§ **What is required**:
Give the number of lines holding the string "xlabel" and nothing more.

═════ Data provided

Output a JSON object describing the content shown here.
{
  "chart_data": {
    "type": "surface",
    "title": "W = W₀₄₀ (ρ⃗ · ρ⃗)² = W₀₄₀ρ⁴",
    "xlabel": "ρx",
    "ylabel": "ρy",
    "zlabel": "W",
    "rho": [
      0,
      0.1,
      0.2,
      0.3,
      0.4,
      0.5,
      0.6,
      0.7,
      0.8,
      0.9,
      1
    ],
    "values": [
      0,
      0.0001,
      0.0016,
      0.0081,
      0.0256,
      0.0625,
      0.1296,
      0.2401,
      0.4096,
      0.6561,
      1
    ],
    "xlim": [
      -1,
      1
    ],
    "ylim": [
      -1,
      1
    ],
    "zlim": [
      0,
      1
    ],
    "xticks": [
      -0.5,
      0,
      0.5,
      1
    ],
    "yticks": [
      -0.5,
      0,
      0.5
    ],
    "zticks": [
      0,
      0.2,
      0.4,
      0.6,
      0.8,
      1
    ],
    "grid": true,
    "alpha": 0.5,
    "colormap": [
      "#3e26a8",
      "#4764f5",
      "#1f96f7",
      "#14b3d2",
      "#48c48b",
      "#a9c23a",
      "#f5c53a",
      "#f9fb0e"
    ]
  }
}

══════════
═════ Data provided

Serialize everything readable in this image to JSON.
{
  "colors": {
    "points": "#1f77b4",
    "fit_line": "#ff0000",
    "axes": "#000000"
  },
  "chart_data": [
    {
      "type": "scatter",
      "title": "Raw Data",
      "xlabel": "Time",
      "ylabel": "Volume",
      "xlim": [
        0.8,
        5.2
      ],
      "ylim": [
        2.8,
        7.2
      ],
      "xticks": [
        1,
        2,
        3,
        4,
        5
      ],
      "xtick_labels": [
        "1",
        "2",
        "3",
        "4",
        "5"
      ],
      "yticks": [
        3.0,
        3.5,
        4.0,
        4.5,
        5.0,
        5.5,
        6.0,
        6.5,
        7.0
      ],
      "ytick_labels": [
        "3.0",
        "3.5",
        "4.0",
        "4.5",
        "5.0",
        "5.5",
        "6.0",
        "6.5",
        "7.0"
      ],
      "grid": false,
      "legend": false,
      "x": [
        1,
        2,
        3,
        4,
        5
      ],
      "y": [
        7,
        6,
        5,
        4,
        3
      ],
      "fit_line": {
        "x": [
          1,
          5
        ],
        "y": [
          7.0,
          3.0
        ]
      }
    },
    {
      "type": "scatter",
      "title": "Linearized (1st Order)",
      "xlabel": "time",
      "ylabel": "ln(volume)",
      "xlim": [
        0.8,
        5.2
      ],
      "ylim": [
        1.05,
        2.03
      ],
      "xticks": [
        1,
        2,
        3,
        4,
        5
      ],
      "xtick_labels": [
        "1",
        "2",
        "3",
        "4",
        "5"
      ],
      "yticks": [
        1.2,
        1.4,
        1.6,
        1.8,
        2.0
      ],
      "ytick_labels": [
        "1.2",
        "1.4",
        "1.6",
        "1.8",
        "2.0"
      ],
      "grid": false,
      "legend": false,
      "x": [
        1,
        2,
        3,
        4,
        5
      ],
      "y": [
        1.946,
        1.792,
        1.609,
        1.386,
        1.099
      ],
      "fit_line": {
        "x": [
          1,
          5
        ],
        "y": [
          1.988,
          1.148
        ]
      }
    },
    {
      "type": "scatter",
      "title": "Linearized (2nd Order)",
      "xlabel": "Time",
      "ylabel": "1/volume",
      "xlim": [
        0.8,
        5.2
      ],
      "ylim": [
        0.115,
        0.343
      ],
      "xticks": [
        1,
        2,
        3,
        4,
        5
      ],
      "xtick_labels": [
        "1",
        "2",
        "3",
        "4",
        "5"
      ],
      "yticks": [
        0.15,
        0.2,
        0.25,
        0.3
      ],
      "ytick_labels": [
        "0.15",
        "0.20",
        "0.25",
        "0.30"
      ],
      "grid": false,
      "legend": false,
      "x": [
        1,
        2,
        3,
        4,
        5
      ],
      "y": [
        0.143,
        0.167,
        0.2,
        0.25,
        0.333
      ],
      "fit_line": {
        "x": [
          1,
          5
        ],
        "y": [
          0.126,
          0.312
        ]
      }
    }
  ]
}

══════════

§ **Solution to the exercise**:
4